-- begin GIVEN INFORMATION --

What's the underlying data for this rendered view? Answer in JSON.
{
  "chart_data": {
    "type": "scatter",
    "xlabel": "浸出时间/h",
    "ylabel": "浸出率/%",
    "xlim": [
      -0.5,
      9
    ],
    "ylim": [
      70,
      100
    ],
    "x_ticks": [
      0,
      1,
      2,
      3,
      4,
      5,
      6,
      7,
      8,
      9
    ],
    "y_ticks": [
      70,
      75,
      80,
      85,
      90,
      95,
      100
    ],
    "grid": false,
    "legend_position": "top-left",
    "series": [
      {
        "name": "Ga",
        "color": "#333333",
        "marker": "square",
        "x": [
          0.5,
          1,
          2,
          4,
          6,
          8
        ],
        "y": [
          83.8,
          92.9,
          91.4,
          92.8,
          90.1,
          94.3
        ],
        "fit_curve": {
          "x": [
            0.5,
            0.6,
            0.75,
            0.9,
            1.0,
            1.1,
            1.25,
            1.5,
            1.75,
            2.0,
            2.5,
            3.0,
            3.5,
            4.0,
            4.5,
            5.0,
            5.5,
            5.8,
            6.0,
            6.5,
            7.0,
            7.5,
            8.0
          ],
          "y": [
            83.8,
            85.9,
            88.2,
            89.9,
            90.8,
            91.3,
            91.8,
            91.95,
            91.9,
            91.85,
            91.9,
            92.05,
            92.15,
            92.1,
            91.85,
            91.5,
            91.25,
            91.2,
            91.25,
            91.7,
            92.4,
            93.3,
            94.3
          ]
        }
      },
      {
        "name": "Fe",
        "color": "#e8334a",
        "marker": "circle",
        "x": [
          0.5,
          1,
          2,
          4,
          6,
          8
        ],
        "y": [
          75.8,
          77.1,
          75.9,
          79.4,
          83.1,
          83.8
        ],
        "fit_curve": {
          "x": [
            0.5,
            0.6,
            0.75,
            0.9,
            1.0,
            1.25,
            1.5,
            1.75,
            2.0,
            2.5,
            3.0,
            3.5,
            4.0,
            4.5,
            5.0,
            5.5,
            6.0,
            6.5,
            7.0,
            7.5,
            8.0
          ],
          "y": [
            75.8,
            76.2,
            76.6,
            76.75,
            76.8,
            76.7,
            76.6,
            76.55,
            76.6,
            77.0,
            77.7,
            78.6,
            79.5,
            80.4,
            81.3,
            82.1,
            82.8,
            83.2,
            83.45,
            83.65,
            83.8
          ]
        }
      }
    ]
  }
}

-- end GIVEN INFORMATION --

REQUIREMENTS
Each entry above is to be set down again in exactly the same words.

EXERCISE SOLUTION
What's the underlying data for this rendered view? Answer in JSON.
{
  "chart_data": {
    "type": "scatter",
    "xlabel": "浸出时间/h",
    "ylabel": "浸出率/%",
    "xlim": [
      -0.5,
      9
    ],
    "ylim": [
      70,
      100
    ],
    "x_ticks": [
      0,
      1,
      2,
      3,
      4,
      5,
      6,
      7,
      8,
      9
    ],
    "y_ticks": [
      70,
      75,
      80,
      85,
      90,
      95,
      100
    ],
    "grid": false,
    "legend_position": "top-left",
    "series": [
      {
        "name": "Ga",
        "color": "#333333",
        "marker": "square",
        "x": [
          0.5,
          1,
          2,
          4,
          6,
          8
        ],
        "y": [
          83.8,
          92.9,
          91.4,
          92.8,
          90.1,
          94.3
        ],
        "fit_curve": {
          "x": [
            0.5,
            0.6,
            0.75,
            0.9,
            1.0,
            1.1,
            1.25,
            1.5,
            1.75,
            2.0,
            2.5,
            3.0,
            3.5,
            4.0,
            4.5,
            5.0,
            5.5,
            5.8,
            6.0,
            6.5,
            7.0,
            7.5,
            8.0
          ],
          "y": [
            83.8,
            85.9,
            88.2,
            89.9,
            90.8,
            91.3,
            91.8,
            91.95,
            91.9,
            91.85,
            91.9,
            92.05,
            92.15,
            92.1,
            91.85,
            91.5,
            91.25,
            91.2,
            91.25,
            91.7,
            92.4,
            93.3,
            94.3
          ]
        }
      },
      {
        "name": "Fe",
        "color": "#e8334a",
        "marker": "circle",
        "x": [
          0.5,
          1,
          2,
          4,
          6,
          8
        ],
        "y": [
          75.8,
          77.1,
          75.9,
          79.4,
          83.1,
          83.8
        ],
        "fit_curve": {
          "x": [
            0.5,
            0.6,
            0.75,
            0.9,
            1.0,
            1.25,
            1.5,
            1.75,
            2.0,
            2.5,
            3.0,
            3.5,
            4.0,
            4.5,
            5.0,
            5.5,
            6.0,
            6.5,
            7.0,
            7.5,
            8.0
          ],
          "y": [
            75.8,
            76.2,
            76.6,
            76.75,
            76.8,
            76.7,
            76.6,
            76.55,
            76.6,
            77.0,
            77.7,
            78.6,
            79.5,
            80.4,
            81.3,
            82.1,
            82.8,
            83.2,
            83.45,
            83.65,
            83.8
          ]
        }
      }
    ]
  }
}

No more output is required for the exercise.